▶ _EXERCISE OBJECTIVE_:
Could you reproduce every one of the entries below exactly as they appear, but without the pictures?

▶ _RECORDS SUPPLIED_:
** begin **

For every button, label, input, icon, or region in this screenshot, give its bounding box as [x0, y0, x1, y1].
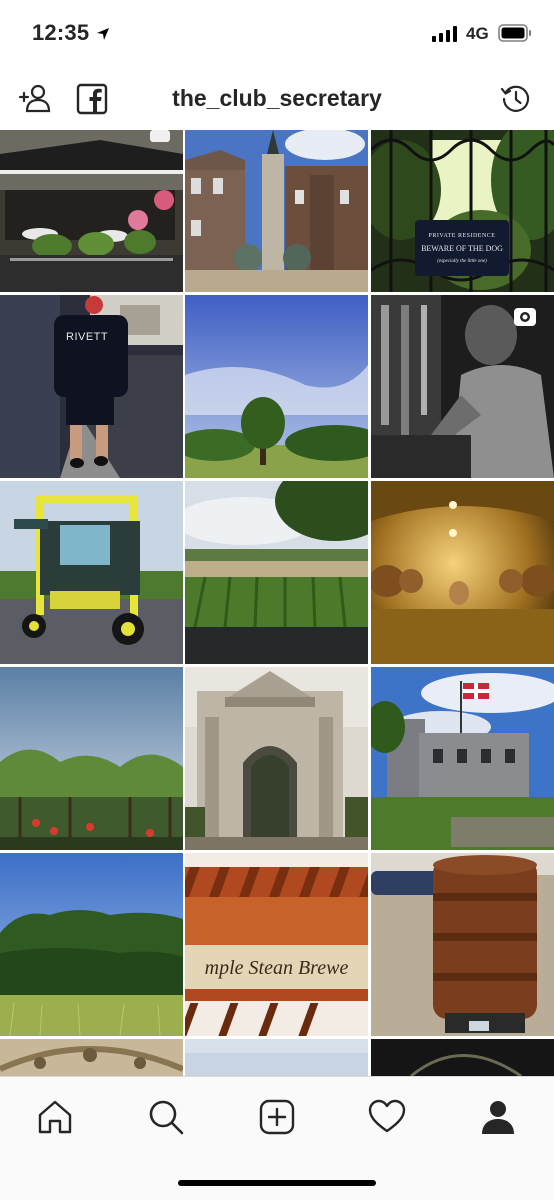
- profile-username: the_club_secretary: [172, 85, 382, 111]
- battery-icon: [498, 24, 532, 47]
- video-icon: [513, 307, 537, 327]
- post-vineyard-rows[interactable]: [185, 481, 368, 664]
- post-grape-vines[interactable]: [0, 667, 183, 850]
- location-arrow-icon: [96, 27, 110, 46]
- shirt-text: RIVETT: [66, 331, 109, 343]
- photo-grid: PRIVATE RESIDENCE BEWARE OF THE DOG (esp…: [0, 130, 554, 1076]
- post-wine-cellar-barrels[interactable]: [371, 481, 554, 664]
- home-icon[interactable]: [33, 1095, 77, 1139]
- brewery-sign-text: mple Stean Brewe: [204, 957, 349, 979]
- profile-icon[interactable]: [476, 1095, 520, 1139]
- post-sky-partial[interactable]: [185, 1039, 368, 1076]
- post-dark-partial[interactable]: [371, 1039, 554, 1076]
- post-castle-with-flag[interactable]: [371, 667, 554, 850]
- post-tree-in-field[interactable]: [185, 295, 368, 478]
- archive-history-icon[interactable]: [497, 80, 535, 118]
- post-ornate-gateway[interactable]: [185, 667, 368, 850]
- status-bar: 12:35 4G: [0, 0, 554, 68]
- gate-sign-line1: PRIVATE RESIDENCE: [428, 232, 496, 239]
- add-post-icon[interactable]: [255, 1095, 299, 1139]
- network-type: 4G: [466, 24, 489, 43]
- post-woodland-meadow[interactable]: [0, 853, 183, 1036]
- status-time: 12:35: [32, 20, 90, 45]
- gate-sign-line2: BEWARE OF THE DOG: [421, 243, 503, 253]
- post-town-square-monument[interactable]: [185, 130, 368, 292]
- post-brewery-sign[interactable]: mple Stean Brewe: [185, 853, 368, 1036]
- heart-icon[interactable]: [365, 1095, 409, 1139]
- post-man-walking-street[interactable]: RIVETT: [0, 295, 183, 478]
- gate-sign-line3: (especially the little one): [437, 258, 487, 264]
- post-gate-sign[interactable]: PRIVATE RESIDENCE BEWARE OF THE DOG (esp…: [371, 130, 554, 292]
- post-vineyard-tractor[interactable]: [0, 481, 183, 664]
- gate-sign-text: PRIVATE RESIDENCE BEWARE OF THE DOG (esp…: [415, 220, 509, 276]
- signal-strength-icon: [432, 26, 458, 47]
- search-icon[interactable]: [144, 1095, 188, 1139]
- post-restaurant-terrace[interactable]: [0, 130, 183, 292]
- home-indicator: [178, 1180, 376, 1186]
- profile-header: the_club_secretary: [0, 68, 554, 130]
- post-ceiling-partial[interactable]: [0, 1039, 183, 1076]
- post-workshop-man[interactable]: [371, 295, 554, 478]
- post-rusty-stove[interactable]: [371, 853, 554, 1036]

** end **

▶ _TASK ANSWER_:
For every button, label, input, icon, or region in this screenshot, give its bounding box as [x0, y0, x1, y1].
- profile-username: the_club_secretary: [172, 85, 382, 111]
- battery-icon: [498, 24, 532, 47]
- video-icon: [513, 307, 537, 327]
- post-vineyard-rows[interactable]: [185, 481, 368, 664]
- post-grape-vines[interactable]: [0, 667, 183, 850]
- location-arrow-icon: [96, 27, 110, 46]
- shirt-text: RIVETT: [66, 331, 109, 343]
- photo-grid: PRIVATE RESIDENCE BEWARE OF THE DOG (esp…: [0, 130, 554, 1076]
- post-wine-cellar-barrels[interactable]: [371, 481, 554, 664]
- home-icon[interactable]: [33, 1095, 77, 1139]
- brewery-sign-text: mple Stean Brewe: [204, 957, 349, 979]
- profile-icon[interactable]: [476, 1095, 520, 1139]
- post-sky-partial[interactable]: [185, 1039, 368, 1076]
- post-dark-partial[interactable]: [371, 1039, 554, 1076]
- post-castle-with-flag[interactable]: [371, 667, 554, 850]
- post-tree-in-field[interactable]: [185, 295, 368, 478]
- archive-history-icon[interactable]: [497, 80, 535, 118]
- post-ornate-gateway[interactable]: [185, 667, 368, 850]
- status-bar: 12:35 4G: [0, 0, 554, 68]
- gate-sign-line1: PRIVATE RESIDENCE: [428, 232, 496, 239]
- add-post-icon[interactable]: [255, 1095, 299, 1139]
- network-type: 4G: [466, 24, 489, 43]
- post-woodland-meadow[interactable]: [0, 853, 183, 1036]
- status-time: 12:35: [32, 20, 90, 45]
- gate-sign-line2: BEWARE OF THE DOG: [421, 243, 503, 253]
- post-town-square-monument[interactable]: [185, 130, 368, 292]
- post-brewery-sign[interactable]: mple Stean Brewe: [185, 853, 368, 1036]
- heart-icon[interactable]: [365, 1095, 409, 1139]
- post-man-walking-street[interactable]: RIVETT: [0, 295, 183, 478]
- gate-sign-line3: (especially the little one): [437, 258, 487, 264]
- post-gate-sign[interactable]: PRIVATE RESIDENCE BEWARE OF THE DOG (esp…: [371, 130, 554, 292]
- post-vineyard-tractor[interactable]: [0, 481, 183, 664]
- gate-sign-text: PRIVATE RESIDENCE BEWARE OF THE DOG (esp…: [415, 220, 509, 276]
- signal-strength-icon: [432, 26, 458, 47]
- search-icon[interactable]: [144, 1095, 188, 1139]
- post-restaurant-terrace[interactable]: [0, 130, 183, 292]
- home-indicator: [178, 1180, 376, 1186]
- profile-header: the_club_secretary: [0, 68, 554, 130]
- post-ceiling-partial[interactable]: [0, 1039, 183, 1076]
- post-workshop-man[interactable]: [371, 295, 554, 478]
- post-rusty-stove[interactable]: [371, 853, 554, 1036]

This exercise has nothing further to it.